Excerpted records:
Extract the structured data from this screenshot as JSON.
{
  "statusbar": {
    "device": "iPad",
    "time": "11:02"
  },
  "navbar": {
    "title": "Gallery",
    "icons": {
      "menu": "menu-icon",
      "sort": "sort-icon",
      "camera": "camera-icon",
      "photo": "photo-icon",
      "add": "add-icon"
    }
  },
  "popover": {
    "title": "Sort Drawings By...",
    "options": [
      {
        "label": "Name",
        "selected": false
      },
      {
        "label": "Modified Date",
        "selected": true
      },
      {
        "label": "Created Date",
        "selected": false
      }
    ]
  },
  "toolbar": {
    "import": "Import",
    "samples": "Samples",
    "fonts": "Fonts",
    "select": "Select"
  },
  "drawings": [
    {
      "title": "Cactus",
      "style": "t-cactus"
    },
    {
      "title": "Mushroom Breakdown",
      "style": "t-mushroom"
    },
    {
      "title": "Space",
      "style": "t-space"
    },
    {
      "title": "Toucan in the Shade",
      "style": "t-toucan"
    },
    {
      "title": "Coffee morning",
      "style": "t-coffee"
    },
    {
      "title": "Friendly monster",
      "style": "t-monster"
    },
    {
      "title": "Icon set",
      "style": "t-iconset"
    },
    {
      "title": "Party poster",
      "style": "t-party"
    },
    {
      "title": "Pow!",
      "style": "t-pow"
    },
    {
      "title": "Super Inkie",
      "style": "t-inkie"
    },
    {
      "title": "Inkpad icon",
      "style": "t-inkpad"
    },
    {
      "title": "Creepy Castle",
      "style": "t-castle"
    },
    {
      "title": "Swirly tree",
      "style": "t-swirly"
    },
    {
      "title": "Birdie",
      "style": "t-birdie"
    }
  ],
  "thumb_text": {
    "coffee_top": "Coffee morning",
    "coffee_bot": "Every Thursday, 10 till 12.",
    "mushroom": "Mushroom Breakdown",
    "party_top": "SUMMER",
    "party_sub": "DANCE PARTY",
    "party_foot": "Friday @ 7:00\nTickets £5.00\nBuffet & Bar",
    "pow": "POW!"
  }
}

What you should do:
Write out every record, exactly as written.

Complete response:
Extract the structured data from this screenshot as JSON.
{
  "statusbar": {
    "device": "iPad",
    "time": "11:02"
  },
  "navbar": {
    "title": "Gallery",
    "icons": {
      "menu": "menu-icon",
      "sort": "sort-icon",
      "camera": "camera-icon",
      "photo": "photo-icon",
      "add": "add-icon"
    }
  },
  "popover": {
    "title": "Sort Drawings By...",
    "options": [
      {
        "label": "Name",
        "selected": false
      },
      {
        "label": "Modified Date",
        "selected": true
      },
      {
        "label": "Created Date",
        "selected": false
      }
    ]
  },
  "toolbar": {
    "import": "Import",
    "samples": "Samples",
    "fonts": "Fonts",
    "select": "Select"
  },
  "drawings": [
    {
      "title": "Cactus",
      "style": "t-cactus"
    },
    {
      "title": "Mushroom Breakdown",
      "style": "t-mushroom"
    },
    {
      "title": "Space",
      "style": "t-space"
    },
    {
      "title": "Toucan in the Shade",
      "style": "t-toucan"
    },
    {
      "title": "Coffee morning",
      "style": "t-coffee"
    },
    {
      "title": "Friendly monster",
      "style": "t-monster"
    },
    {
      "title": "Icon set",
      "style": "t-iconset"
    },
    {
      "title": "Party poster",
      "style": "t-party"
    },
    {
      "title": "Pow!",
      "style": "t-pow"
    },
    {
      "title": "Super Inkie",
      "style": "t-inkie"
    },
    {
      "title": "Inkpad icon",
      "style": "t-inkpad"
    },
    {
      "title": "Creepy Castle",
      "style": "t-castle"
    },
    {
      "title": "Swirly tree",
      "style": "t-swirly"
    },
    {
      "title": "Birdie",
      "style": "t-birdie"
    }
  ],
  "thumb_text": {
    "coffee_top": "Coffee morning",
    "coffee_bot": "Every Thursday, 10 till 12.",
    "mushroom": "Mushroom Breakdown",
    "party_top": "SUMMER",
    "party_sub": "DANCE PARTY",
    "party_foot": "Friday @ 7:00\nTickets £5.00\nBuffet & Bar",
    "pow": "POW!"
  }
}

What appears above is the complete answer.